Given request: Say how many lines hold the string "πάσχει"; please write nothing but the number.

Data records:
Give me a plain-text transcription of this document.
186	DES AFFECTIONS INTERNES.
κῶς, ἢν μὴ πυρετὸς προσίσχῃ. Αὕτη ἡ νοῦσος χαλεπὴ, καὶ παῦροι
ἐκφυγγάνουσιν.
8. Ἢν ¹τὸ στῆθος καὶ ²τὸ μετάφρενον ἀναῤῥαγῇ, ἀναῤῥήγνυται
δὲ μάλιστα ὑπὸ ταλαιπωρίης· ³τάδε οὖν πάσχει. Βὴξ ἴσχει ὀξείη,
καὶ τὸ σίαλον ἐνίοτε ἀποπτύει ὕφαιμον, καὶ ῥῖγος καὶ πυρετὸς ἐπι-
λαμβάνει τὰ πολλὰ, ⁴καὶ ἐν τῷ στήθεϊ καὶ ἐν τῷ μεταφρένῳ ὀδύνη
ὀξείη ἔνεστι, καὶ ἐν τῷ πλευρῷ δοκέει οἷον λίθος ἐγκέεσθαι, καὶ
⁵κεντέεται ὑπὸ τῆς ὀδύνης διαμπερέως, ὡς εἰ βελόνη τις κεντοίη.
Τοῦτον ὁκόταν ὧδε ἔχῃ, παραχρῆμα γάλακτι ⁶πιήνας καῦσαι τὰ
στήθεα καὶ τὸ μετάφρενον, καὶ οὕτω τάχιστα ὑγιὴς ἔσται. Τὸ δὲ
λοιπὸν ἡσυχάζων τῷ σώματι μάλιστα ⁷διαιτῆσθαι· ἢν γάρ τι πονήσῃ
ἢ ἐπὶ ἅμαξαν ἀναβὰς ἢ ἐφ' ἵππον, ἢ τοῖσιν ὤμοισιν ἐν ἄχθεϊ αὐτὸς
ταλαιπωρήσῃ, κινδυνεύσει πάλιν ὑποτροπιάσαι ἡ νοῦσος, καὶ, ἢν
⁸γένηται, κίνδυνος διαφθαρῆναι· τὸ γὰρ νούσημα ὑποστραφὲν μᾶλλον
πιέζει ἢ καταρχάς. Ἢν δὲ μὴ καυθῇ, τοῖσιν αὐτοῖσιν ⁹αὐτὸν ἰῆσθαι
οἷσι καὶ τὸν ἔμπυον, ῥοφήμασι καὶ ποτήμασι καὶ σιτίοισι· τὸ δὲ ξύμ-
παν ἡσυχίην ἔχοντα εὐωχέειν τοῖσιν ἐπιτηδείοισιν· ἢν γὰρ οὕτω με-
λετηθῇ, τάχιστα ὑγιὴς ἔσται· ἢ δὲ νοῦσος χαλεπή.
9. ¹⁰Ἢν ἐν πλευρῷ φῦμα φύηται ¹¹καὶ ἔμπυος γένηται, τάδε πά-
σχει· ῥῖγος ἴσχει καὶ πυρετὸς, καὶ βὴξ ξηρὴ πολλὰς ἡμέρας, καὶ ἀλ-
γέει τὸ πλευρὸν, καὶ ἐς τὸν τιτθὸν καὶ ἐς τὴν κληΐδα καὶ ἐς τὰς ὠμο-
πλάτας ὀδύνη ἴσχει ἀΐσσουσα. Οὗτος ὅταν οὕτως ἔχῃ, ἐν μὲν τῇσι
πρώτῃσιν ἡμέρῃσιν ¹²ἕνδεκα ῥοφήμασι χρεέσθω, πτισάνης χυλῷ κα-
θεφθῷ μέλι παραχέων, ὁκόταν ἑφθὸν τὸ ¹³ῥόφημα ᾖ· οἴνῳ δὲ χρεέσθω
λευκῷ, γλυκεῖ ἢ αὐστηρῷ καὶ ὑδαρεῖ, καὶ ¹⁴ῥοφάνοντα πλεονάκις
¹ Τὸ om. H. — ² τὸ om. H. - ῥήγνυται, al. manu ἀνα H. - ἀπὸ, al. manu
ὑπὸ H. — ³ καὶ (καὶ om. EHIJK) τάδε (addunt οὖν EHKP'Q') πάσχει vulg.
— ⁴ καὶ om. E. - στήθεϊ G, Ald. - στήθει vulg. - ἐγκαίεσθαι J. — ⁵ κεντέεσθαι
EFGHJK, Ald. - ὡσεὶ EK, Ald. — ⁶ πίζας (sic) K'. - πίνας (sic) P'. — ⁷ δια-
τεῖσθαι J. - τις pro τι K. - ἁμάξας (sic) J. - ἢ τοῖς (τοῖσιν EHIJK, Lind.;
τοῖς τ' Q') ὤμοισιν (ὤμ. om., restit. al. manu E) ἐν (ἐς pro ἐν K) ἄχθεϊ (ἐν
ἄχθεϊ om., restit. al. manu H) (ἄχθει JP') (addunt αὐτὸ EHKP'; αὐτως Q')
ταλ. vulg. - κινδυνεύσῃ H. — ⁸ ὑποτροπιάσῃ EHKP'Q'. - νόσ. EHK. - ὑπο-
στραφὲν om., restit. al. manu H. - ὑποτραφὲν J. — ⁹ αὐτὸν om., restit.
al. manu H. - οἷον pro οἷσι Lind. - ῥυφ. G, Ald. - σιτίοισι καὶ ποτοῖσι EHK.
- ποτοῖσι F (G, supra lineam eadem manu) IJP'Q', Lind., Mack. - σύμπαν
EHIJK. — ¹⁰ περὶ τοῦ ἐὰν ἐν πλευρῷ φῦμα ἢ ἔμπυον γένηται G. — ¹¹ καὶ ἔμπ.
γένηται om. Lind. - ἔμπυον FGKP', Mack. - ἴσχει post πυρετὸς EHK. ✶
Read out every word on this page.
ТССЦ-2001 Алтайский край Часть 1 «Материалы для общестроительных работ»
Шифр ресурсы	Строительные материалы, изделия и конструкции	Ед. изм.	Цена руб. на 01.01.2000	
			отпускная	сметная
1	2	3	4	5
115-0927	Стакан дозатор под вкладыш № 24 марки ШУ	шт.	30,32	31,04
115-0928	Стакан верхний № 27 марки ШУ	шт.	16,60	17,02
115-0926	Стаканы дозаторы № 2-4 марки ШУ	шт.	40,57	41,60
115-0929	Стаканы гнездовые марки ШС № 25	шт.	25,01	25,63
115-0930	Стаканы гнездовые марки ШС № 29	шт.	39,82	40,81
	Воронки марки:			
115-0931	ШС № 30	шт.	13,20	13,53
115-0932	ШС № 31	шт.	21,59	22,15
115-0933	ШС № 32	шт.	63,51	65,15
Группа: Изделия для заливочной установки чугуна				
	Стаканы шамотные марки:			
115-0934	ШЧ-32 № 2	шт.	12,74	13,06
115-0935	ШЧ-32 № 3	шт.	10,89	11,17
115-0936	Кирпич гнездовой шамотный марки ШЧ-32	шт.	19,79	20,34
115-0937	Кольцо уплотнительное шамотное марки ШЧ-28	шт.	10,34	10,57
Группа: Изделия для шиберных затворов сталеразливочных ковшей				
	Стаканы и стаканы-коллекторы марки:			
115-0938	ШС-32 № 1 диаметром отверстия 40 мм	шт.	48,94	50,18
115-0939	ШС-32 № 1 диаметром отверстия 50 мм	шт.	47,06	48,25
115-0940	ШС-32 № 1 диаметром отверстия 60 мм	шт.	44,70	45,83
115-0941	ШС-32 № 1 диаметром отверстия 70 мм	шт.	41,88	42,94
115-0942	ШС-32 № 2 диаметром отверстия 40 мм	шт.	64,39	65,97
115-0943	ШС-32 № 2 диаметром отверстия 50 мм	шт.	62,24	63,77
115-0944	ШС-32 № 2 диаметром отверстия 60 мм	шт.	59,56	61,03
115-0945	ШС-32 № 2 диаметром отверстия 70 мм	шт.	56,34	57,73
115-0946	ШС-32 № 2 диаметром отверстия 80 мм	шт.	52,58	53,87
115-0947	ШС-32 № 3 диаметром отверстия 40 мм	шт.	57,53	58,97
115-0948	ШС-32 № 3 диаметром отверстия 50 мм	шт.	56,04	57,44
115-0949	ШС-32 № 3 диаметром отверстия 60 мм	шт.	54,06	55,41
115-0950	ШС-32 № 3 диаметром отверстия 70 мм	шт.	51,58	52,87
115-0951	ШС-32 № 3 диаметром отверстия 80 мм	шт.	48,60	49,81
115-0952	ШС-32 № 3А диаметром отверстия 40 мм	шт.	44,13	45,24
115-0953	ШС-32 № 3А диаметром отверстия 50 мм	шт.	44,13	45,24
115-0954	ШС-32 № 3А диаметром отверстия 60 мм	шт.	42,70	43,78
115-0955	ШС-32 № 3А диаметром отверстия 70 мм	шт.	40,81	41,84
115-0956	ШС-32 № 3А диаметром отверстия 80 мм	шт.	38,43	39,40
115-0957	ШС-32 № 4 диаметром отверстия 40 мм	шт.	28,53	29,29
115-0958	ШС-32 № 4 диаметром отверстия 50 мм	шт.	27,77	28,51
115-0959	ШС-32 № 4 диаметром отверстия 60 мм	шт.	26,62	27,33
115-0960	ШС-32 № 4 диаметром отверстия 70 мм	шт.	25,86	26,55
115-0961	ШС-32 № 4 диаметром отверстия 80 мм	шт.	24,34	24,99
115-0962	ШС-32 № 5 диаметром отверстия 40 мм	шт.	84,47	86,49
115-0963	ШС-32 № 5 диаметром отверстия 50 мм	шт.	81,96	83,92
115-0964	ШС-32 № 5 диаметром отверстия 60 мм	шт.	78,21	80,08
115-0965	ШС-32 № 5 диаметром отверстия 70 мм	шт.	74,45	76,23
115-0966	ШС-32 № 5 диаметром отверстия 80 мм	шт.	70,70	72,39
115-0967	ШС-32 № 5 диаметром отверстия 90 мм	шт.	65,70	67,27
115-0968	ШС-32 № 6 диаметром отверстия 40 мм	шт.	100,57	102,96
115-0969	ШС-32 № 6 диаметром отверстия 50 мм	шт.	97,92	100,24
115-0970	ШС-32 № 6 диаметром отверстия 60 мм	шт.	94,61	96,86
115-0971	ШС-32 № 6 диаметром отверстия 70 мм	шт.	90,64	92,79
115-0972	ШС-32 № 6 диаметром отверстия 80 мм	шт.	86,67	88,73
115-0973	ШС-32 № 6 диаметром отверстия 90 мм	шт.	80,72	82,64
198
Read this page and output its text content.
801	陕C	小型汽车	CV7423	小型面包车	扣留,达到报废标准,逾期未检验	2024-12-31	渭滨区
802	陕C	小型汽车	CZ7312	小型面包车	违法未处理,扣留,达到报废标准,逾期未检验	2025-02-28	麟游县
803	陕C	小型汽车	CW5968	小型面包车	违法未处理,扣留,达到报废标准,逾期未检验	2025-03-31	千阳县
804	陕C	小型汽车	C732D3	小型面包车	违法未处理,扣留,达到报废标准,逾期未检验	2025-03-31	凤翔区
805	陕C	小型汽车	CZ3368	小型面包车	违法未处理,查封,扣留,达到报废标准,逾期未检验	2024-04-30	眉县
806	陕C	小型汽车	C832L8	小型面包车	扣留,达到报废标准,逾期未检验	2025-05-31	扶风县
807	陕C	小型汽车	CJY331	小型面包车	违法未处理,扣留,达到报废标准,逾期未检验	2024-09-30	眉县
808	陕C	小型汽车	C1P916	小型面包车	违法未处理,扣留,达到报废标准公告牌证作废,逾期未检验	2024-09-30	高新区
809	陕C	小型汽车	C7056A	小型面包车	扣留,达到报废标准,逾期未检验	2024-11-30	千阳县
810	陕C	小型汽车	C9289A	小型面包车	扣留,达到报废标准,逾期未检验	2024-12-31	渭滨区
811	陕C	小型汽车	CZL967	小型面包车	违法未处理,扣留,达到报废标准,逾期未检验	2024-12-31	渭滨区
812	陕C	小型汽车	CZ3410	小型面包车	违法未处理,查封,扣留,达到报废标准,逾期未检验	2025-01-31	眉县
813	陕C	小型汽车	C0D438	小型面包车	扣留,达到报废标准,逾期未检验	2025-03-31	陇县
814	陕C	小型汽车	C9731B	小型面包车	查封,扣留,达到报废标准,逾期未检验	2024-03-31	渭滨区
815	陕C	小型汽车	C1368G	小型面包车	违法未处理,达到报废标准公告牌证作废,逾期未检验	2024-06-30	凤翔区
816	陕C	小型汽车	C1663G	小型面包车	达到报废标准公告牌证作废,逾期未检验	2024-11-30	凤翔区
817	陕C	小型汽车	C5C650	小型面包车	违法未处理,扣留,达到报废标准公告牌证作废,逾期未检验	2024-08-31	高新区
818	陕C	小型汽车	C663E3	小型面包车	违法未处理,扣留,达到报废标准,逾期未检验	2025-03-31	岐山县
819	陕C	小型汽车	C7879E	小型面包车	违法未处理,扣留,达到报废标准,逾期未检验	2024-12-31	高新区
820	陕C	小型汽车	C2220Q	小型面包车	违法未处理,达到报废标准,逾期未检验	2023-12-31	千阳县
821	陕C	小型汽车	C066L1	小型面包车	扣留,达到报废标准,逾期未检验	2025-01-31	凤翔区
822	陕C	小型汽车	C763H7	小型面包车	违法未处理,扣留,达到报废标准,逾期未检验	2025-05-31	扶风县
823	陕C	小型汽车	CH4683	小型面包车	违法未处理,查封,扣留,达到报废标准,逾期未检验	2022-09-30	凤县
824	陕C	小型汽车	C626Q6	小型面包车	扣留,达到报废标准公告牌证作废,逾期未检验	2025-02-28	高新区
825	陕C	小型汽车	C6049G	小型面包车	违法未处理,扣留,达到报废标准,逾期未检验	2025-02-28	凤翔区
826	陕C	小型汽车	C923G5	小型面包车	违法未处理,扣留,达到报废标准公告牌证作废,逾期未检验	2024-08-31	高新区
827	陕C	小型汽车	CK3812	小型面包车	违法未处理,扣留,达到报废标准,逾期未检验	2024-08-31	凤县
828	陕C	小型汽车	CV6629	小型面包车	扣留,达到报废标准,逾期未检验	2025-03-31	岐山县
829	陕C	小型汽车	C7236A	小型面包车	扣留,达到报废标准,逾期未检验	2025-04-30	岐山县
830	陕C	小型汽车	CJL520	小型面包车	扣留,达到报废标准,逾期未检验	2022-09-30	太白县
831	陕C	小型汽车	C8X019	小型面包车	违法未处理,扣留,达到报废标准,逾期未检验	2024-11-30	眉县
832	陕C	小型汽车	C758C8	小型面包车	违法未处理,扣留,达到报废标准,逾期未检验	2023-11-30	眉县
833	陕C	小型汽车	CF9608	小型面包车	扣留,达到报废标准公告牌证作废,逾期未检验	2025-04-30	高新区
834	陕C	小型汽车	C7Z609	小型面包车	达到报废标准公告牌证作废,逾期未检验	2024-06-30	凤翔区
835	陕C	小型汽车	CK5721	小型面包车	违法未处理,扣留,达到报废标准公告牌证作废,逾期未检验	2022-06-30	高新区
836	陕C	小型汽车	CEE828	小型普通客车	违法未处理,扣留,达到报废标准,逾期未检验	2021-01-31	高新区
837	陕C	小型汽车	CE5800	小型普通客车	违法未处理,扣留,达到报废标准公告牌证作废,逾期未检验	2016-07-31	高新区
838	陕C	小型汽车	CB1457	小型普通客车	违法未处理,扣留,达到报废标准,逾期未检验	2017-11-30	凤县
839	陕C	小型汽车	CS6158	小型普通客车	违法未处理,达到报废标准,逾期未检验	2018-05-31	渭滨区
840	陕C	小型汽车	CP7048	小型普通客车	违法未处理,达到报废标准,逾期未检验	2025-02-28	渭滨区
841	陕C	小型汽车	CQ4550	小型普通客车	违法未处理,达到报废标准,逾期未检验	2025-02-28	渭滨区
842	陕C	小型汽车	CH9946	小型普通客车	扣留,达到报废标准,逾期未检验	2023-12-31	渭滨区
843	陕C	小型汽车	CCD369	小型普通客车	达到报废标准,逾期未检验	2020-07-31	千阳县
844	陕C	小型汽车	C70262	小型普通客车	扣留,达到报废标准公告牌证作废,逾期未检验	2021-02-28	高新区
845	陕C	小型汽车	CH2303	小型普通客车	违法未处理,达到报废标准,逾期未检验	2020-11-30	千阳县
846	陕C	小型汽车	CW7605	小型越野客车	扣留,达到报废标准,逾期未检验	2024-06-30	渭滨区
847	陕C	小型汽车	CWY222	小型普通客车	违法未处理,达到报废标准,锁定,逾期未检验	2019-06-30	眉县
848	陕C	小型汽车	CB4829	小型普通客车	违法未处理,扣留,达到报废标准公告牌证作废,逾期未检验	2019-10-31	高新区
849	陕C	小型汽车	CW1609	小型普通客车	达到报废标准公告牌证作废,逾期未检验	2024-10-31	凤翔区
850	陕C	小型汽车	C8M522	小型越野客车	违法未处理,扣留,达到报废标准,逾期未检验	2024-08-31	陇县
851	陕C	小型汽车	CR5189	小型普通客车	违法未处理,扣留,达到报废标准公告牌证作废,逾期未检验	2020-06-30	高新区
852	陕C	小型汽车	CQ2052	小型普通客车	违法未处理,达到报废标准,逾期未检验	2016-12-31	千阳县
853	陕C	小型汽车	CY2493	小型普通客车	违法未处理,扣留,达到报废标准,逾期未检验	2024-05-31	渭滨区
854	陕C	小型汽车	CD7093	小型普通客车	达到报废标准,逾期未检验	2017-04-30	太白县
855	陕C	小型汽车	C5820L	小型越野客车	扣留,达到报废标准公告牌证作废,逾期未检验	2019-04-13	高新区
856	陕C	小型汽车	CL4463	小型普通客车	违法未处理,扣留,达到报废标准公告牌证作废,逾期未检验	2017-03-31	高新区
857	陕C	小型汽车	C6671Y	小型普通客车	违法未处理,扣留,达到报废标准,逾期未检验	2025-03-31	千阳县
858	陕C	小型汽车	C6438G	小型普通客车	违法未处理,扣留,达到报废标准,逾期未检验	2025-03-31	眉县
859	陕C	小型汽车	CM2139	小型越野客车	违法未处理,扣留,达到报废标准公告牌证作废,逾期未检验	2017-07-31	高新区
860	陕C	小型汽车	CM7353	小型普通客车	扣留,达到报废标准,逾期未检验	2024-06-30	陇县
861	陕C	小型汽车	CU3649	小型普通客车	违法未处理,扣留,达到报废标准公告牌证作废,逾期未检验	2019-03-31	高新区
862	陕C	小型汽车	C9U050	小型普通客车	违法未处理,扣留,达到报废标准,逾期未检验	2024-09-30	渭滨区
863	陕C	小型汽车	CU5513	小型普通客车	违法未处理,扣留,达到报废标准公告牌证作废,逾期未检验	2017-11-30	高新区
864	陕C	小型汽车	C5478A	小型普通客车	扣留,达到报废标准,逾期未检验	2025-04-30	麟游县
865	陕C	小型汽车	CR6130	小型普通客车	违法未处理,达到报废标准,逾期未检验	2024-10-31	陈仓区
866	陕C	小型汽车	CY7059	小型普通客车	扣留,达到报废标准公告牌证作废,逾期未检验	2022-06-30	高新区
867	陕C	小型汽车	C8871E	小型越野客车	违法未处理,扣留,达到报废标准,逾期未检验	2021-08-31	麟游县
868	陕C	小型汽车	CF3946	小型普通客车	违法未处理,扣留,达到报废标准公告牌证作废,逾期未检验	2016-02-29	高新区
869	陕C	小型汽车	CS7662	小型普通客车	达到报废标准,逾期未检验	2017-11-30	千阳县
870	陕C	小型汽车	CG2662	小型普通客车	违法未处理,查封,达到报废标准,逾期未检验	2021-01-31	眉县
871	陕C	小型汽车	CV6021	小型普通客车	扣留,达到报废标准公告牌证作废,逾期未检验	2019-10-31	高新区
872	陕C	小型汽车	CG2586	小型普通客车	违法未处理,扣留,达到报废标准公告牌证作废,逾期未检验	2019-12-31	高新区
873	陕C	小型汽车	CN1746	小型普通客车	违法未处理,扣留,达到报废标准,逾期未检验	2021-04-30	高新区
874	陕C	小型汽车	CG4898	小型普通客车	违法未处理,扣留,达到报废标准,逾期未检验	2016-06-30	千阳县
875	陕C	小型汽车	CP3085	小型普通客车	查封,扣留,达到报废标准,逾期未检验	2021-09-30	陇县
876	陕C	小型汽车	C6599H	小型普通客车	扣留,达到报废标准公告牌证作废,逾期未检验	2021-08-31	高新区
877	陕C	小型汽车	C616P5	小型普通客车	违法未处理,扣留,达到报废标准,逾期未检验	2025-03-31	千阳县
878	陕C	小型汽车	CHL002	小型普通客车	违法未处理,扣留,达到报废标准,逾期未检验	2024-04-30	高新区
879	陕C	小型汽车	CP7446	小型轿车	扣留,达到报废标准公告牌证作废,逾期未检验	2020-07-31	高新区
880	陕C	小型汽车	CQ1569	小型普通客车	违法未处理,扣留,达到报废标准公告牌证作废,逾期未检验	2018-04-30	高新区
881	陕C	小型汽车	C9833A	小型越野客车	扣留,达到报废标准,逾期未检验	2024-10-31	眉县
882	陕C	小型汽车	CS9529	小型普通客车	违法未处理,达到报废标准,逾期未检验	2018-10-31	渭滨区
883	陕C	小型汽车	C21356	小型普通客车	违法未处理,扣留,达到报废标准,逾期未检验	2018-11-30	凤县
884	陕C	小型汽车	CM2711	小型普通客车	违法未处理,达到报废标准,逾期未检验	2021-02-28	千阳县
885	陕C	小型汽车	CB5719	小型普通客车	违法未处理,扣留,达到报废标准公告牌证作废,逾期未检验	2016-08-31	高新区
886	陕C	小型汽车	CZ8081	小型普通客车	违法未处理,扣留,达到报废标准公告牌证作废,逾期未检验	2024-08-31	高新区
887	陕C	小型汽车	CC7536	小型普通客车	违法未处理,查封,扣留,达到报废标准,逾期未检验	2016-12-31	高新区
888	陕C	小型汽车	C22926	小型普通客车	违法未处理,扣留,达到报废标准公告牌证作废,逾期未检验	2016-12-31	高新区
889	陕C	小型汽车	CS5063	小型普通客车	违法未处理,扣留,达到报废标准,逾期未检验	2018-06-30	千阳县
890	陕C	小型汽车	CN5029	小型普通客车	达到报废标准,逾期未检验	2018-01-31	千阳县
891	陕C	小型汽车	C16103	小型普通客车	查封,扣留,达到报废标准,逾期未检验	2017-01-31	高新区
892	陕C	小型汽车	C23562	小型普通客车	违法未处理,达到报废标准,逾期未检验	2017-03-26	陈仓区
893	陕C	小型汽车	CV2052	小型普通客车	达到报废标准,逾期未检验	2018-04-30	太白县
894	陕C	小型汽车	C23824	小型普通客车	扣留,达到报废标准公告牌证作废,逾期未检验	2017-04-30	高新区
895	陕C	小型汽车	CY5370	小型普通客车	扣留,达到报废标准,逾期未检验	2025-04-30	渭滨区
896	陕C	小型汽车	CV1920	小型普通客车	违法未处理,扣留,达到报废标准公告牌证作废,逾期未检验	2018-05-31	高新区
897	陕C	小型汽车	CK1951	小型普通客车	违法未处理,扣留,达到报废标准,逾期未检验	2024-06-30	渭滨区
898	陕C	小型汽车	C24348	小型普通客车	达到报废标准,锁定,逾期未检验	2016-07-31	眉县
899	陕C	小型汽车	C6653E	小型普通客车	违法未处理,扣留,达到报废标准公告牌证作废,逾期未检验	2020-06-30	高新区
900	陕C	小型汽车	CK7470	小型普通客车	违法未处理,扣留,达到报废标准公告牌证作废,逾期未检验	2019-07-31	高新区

Response: 2